* **Problem description**
Reproduce all the entries exactly and keep the pictures out.

* **Dataset excerpts**
──────

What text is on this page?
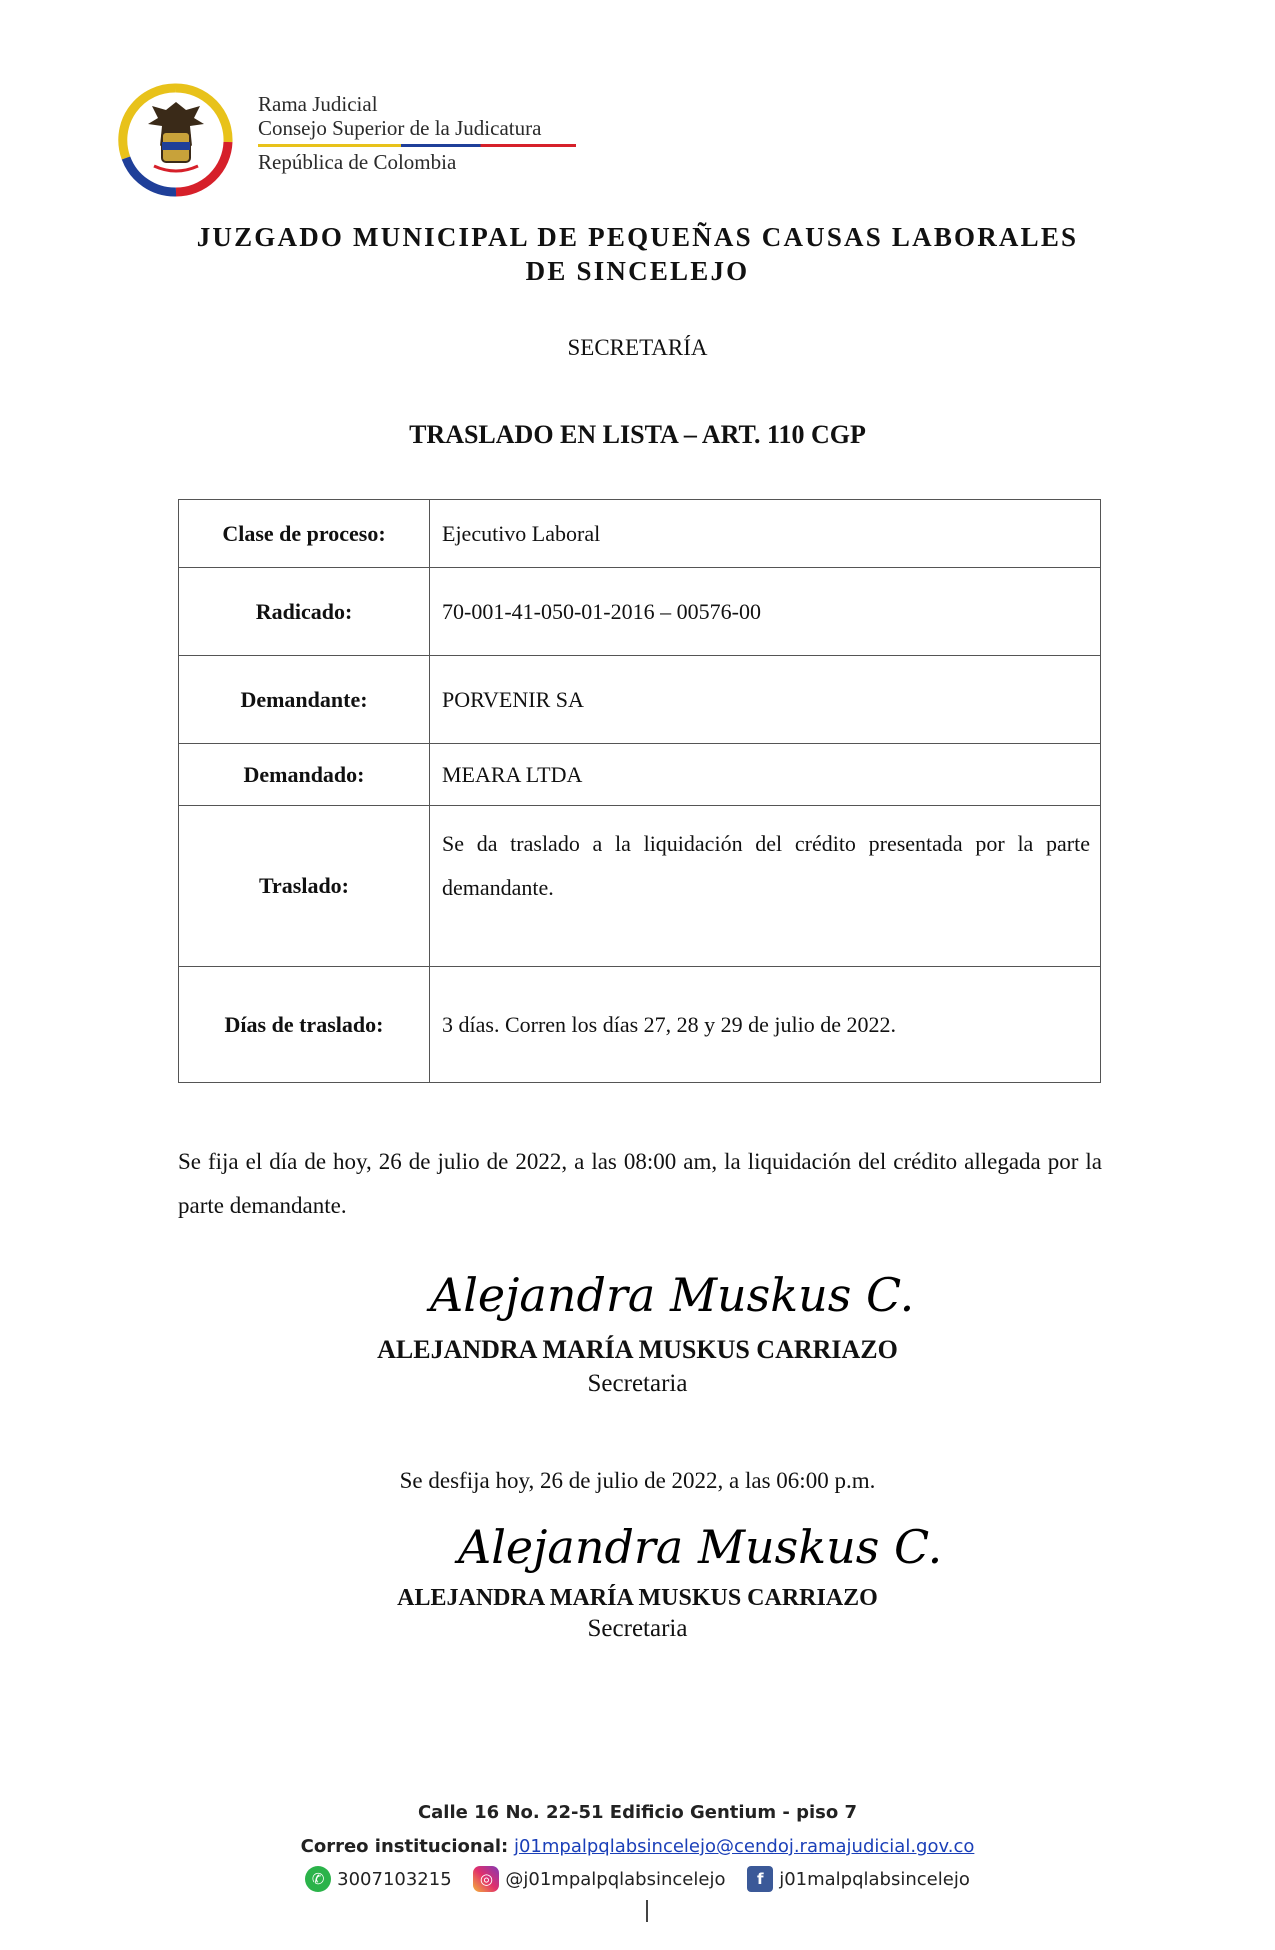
Rama Judicial
Consejo Superior de la Judicatura
República de Colombia
JUZGADO MUNICIPAL DE PEQUEÑAS CAUSAS LABORALES
DE SINCELEJO
SECRETARÍA
TRASLADO EN LISTA – ART. 110 CGP
Clase de proceso:	Ejecutivo Laboral
Radicado:	70-001-41-050-01-2016 – 00576-00
Demandante:	PORVENIR SA
Demandado:	MEARA LTDA
Traslado:	Se da traslado a la liquidación del crédito presentada por la parte demandante.
Días de traslado:	3 días. Corren los días 27, 28 y 29 de julio de 2022.
Se fija el día de hoy, 26 de julio de 2022, a las 08:00 am, la liquidación del crédito allegada por la parte demandante.
Alejandra Muskus C.
ALEJANDRA MARÍA MUSKUS CARRIAZO
Secretaria
Se desfija hoy, 26 de julio de 2022, a las 06:00 p.m.
Alejandra Muskus C.
ALEJANDRA MARÍA MUSKUS CARRIAZO
Secretaria
Calle 16 No. 22-51 Edificio Gentium - piso 7
Correo institucional: j01mpalpqlabsincelejo@cendoj.ramajudicial.gov.co
✆ 3007103215
	◎ @j01mpalpqlabsincelejo
	f j01malpqlabsincelejo
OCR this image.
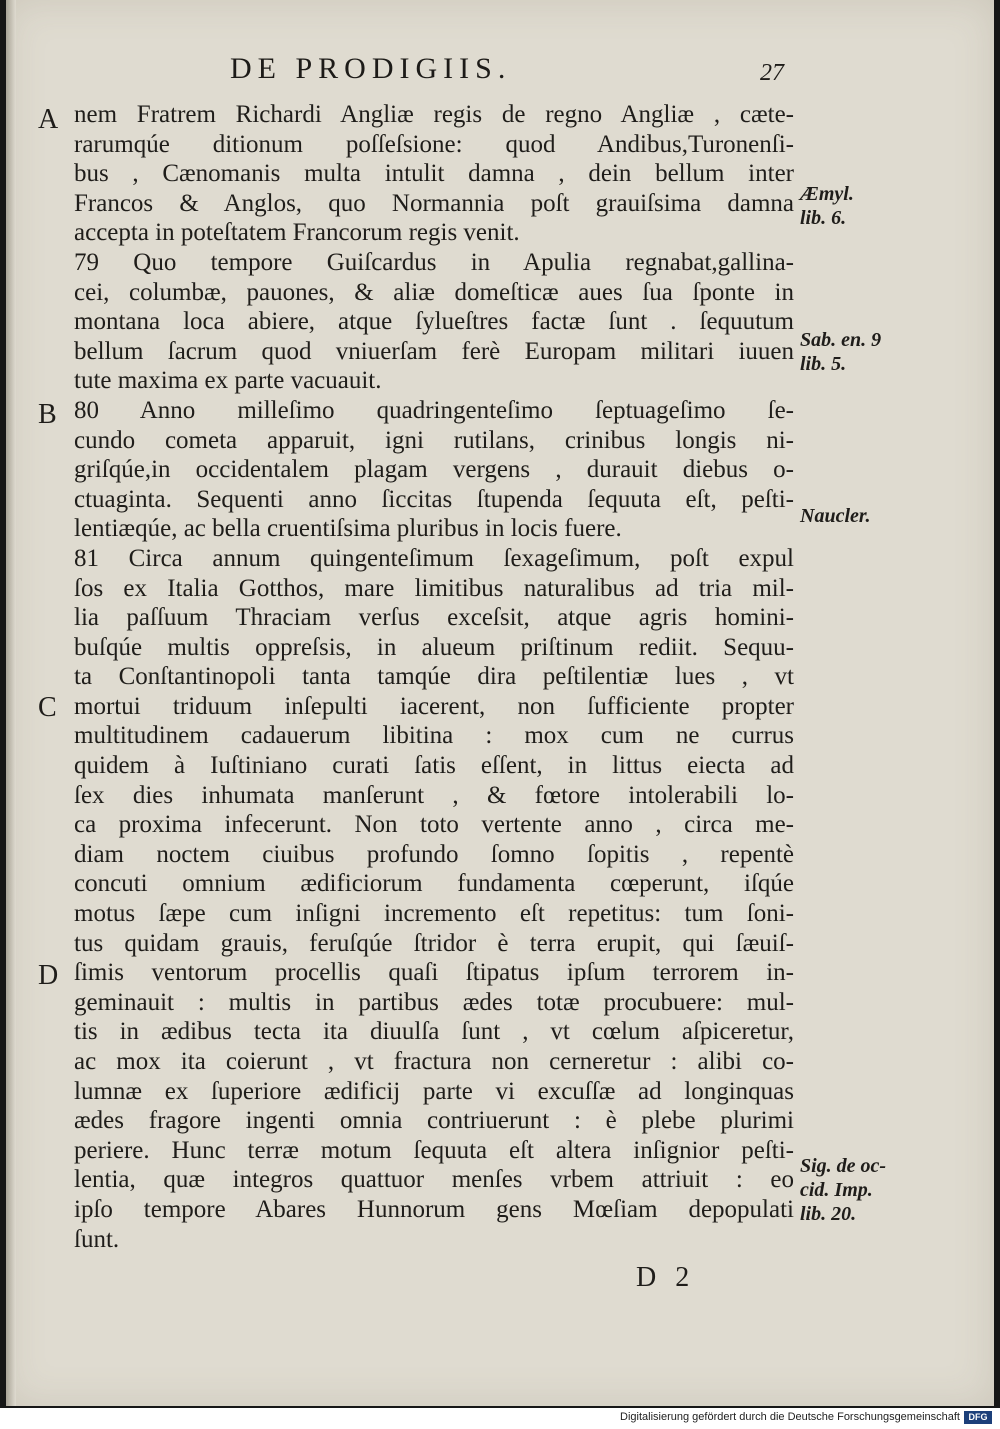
DE PRODIGIIS.	27
A
B
C
D
nem Fratrem Richardi Angliæ regis de regno Angliæ , cæte-
rarumqúe ditionum poſſeſsione: quod Andibus,Turonenſi-
bus , Cænomanis multa intulit damna , dein bellum inter
Francos & Anglos, quo Normannia poſt grauiſsima damna
accepta in poteſtatem Francorum regis venit.
79 Quo tempore Guiſcardus in Apulia regnabat,gallina-
cei, columbæ, pauones, & aliæ domeſticæ aues ſua ſponte in
montana loca abiere, atque ſylueſtres factæ ſunt . ſequutum
bellum ſacrum quod vniuerſam ferè Europam militari iuuen
tute maxima ex parte vacuauit.
80 Anno milleſimo quadringenteſimo ſeptuageſimo ſe-
cundo cometa apparuit, igni rutilans, crinibus longis ni-
griſqúe,in occidentalem plagam vergens , durauit diebus o-
ctuaginta. Sequenti anno ſiccitas ſtupenda ſequuta eſt, peſti-
lentiæqúe, ac bella cruentiſsima pluribus in locis fuere.
81 Circa annum quingenteſimum ſexageſimum, poſt expul
ſos ex Italia Gotthos, mare limitibus naturalibus ad tria mil-
lia paſſuum Thraciam verſus exceſsit, atque agris homini-
buſqúe multis oppreſsis, in alueum priſtinum rediit. Sequu-
ta Conſtantinopoli tanta tamqúe dira peſtilentiæ lues , vt
mortui triduum inſepulti iacerent, non ſufficiente propter
multitudinem cadauerum libitina : mox cum ne currus
quidem à Iuſtiniano curati ſatis eſſent, in littus eiecta ad
ſex dies inhumata manſerunt , & fœtore intolerabili lo-
ca proxima infecerunt. Non toto vertente anno , circa me-
diam noctem ciuibus profundo ſomno ſopitis , repentè
concuti omnium ædificiorum fundamenta cœperunt, iſqúe
motus ſæpe cum inſigni incremento eſt repetitus: tum ſoni-
tus quidam grauis, feruſqúe ſtridor è terra erupit, qui ſæuiſ-
ſimis ventorum procellis quaſi ſtipatus ipſum terrorem in-
geminauit : multis in partibus ædes totæ procubuere: mul-
tis in ædibus tecta ita diuulſa ſunt , vt cœlum aſpiceretur,
ac mox ita coierunt , vt fractura non cerneretur : alibi co-
lumnæ ex ſuperiore ædificij parte vi excuſſæ ad longinquas
ædes fragore ingenti omnia contriuerunt : è plebe plurimi
periere. Hunc terræ motum ſequuta eſt altera inſignior peſti-
lentia, quæ integros quattuor menſes vrbem attriuit : eo
ipſo tempore Abares Hunnorum gens Mœſiam depopulati
ſunt.
Æmyl.
lib. 6.
Sab. en. 9
lib. 5.
Naucler.
Sig. de oc-
cid. Imp.
lib. 20.
D 2
Digitalisierung gefördert durch die Deutsche Forschungsgemeinschaft DFG
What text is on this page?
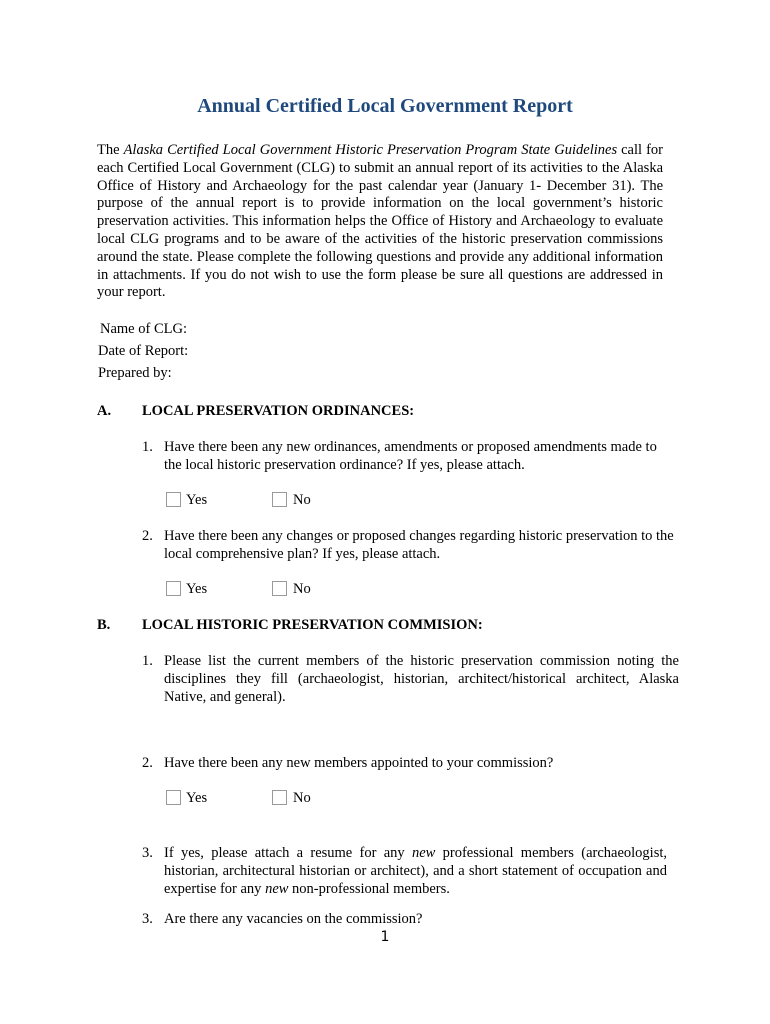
Annual Certified Local Government Report
The Alaska Certified Local Government Historic Preservation Program State Guidelines call for each Certified Local Government (CLG) to submit an annual report of its activities to the Alaska Office of History and Archaeology for the past calendar year (January 1- December 31). The purpose of the annual report is to provide information on the local government’s historic preservation activities. This information helps the Office of History and Archaeology to evaluate local CLG programs and to be aware of the activities of the historic preservation commissions around the state. Please complete the following questions and provide any additional information in attachments. If you do not wish to use the form please be sure all questions are addressed in your report.
Name of CLG:
Date of Report:
Prepared by:
A. LOCAL PRESERVATION ORDINANCES:
1. Have there been any new ordinances, amendments or proposed amendments made to the local historic preservation ordinance? If yes, please attach.
Yes	No
2. Have there been any changes or proposed changes regarding historic preservation to the local comprehensive plan? If yes, please attach.
Yes	No
B. LOCAL HISTORIC PRESERVATION COMMISION:
1. Please list the current members of the historic preservation commission noting the disciplines they fill (archaeologist, historian, architect/historical architect, Alaska Native, and general).
2. Have there been any new members appointed to your commission?
Yes	No
3. If yes, please attach a resume for any new professional members (archaeologist, historian, architectural historian or architect), and a short statement of occupation and expertise for any new non-professional members.
3. Are there any vacancies on the commission?
1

──────

* **Full response**
What text is on this page?
Rama Judicial
Consejo Superior de la Judicatura
República de Colombia
JUZGADO MUNICIPAL DE PEQUEÑAS CAUSAS LABORALES
DE SINCELEJO
SECRETARÍA
TRASLADO EN LISTA – ART. 110 CGP
Clase de proceso:	Ejecutivo Laboral
Radicado:	70-001-41-050-01-2016 – 00576-00
Demandante:	PORVENIR SA
Demandado:	MEARA LTDA
Traslado:	Se da traslado a la liquidación del crédito presentada por la parte demandante.
Días de traslado:	3 días. Corren los días 27, 28 y 29 de julio de 2022.
Se fija el día de hoy, 26 de julio de 2022, a las 08:00 am, la liquidación del crédito allegada por la parte demandante.
Alejandra Muskus C.
ALEJANDRA MARÍA MUSKUS CARRIAZO
Secretaria
Se desfija hoy, 26 de julio de 2022, a las 06:00 p.m.
Alejandra Muskus C.
ALEJANDRA MARÍA MUSKUS CARRIAZO
Secretaria
Calle 16 No. 22-51 Edificio Gentium - piso 7
Correo institucional: j01mpalpqlabsincelejo@cendoj.ramajudicial.gov.co
✆ 3007103215
	◎ @j01mpalpqlabsincelejo
	f j01malpqlabsincelejo
OCR this image.
DE PRODIGIIS.	27
A
B
C
D
nem Fratrem Richardi Angliæ regis de regno Angliæ , cæte-
rarumqúe ditionum poſſeſsione: quod Andibus,Turonenſi-
bus , Cænomanis multa intulit damna , dein bellum inter
Francos & Anglos, quo Normannia poſt grauiſsima damna
accepta in poteſtatem Francorum regis venit.
79 Quo tempore Guiſcardus in Apulia regnabat,gallina-
cei, columbæ, pauones, & aliæ domeſticæ aues ſua ſponte in
montana loca abiere, atque ſylueſtres factæ ſunt . ſequutum
bellum ſacrum quod vniuerſam ferè Europam militari iuuen
tute maxima ex parte vacuauit.
80 Anno milleſimo quadringenteſimo ſeptuageſimo ſe-
cundo cometa apparuit, igni rutilans, crinibus longis ni-
griſqúe,in occidentalem plagam vergens , durauit diebus o-
ctuaginta. Sequenti anno ſiccitas ſtupenda ſequuta eſt, peſti-
lentiæqúe, ac bella cruentiſsima pluribus in locis fuere.
81 Circa annum quingenteſimum ſexageſimum, poſt expul
ſos ex Italia Gotthos, mare limitibus naturalibus ad tria mil-
lia paſſuum Thraciam verſus exceſsit, atque agris homini-
buſqúe multis oppreſsis, in alueum priſtinum rediit. Sequu-
ta Conſtantinopoli tanta tamqúe dira peſtilentiæ lues , vt
mortui triduum inſepulti iacerent, non ſufficiente propter
multitudinem cadauerum libitina : mox cum ne currus
quidem à Iuſtiniano curati ſatis eſſent, in littus eiecta ad
ſex dies inhumata manſerunt , & fœtore intolerabili lo-
ca proxima infecerunt. Non toto vertente anno , circa me-
diam noctem ciuibus profundo ſomno ſopitis , repentè
concuti omnium ædificiorum fundamenta cœperunt, iſqúe
motus ſæpe cum inſigni incremento eſt repetitus: tum ſoni-
tus quidam grauis, feruſqúe ſtridor è terra erupit, qui ſæuiſ-
ſimis ventorum procellis quaſi ſtipatus ipſum terrorem in-
geminauit : multis in partibus ædes totæ procubuere: mul-
tis in ædibus tecta ita diuulſa ſunt , vt cœlum aſpiceretur,
ac mox ita coierunt , vt fractura non cerneretur : alibi co-
lumnæ ex ſuperiore ædificij parte vi excuſſæ ad longinquas
ædes fragore ingenti omnia contriuerunt : è plebe plurimi
periere. Hunc terræ motum ſequuta eſt altera inſignior peſti-
lentia, quæ integros quattuor menſes vrbem attriuit : eo
ipſo tempore Abares Hunnorum gens Mœſiam depopulati
ſunt.
Æmyl.
lib. 6.
Sab. en. 9
lib. 5.
Naucler.
Sig. de oc-
cid. Imp.
lib. 20.
D 2
Digitalisierung gefördert durch die Deutsche Forschungsgemeinschaft DFG
What text is on this page?
Annual Certified Local Government Report
The Alaska Certified Local Government Historic Preservation Program State Guidelines call for each Certified Local Government (CLG) to submit an annual report of its activities to the Alaska Office of History and Archaeology for the past calendar year (January 1- December 31). The purpose of the annual report is to provide information on the local government’s historic preservation activities. This information helps the Office of History and Archaeology to evaluate local CLG programs and to be aware of the activities of the historic preservation commissions around the state. Please complete the following questions and provide any additional information in attachments. If you do not wish to use the form please be sure all questions are addressed in your report.
Name of CLG:
Date of Report:
Prepared by:
A. LOCAL PRESERVATION ORDINANCES:
1. Have there been any new ordinances, amendments or proposed amendments made to the local historic preservation ordinance? If yes, please attach.
Yes	No
2. Have there been any changes or proposed changes regarding historic preservation to the local comprehensive plan? If yes, please attach.
Yes	No
B. LOCAL HISTORIC PRESERVATION COMMISION:
1. Please list the current members of the historic preservation commission noting the disciplines they fill (archaeologist, historian, architect/historical architect, Alaska Native, and general).
2. Have there been any new members appointed to your commission?
Yes	No
3. If yes, please attach a resume for any new professional members (archaeologist, historian, architectural historian or architect), and a short statement of occupation and expertise for any new non-professional members.
3. Are there any vacancies on the commission?
1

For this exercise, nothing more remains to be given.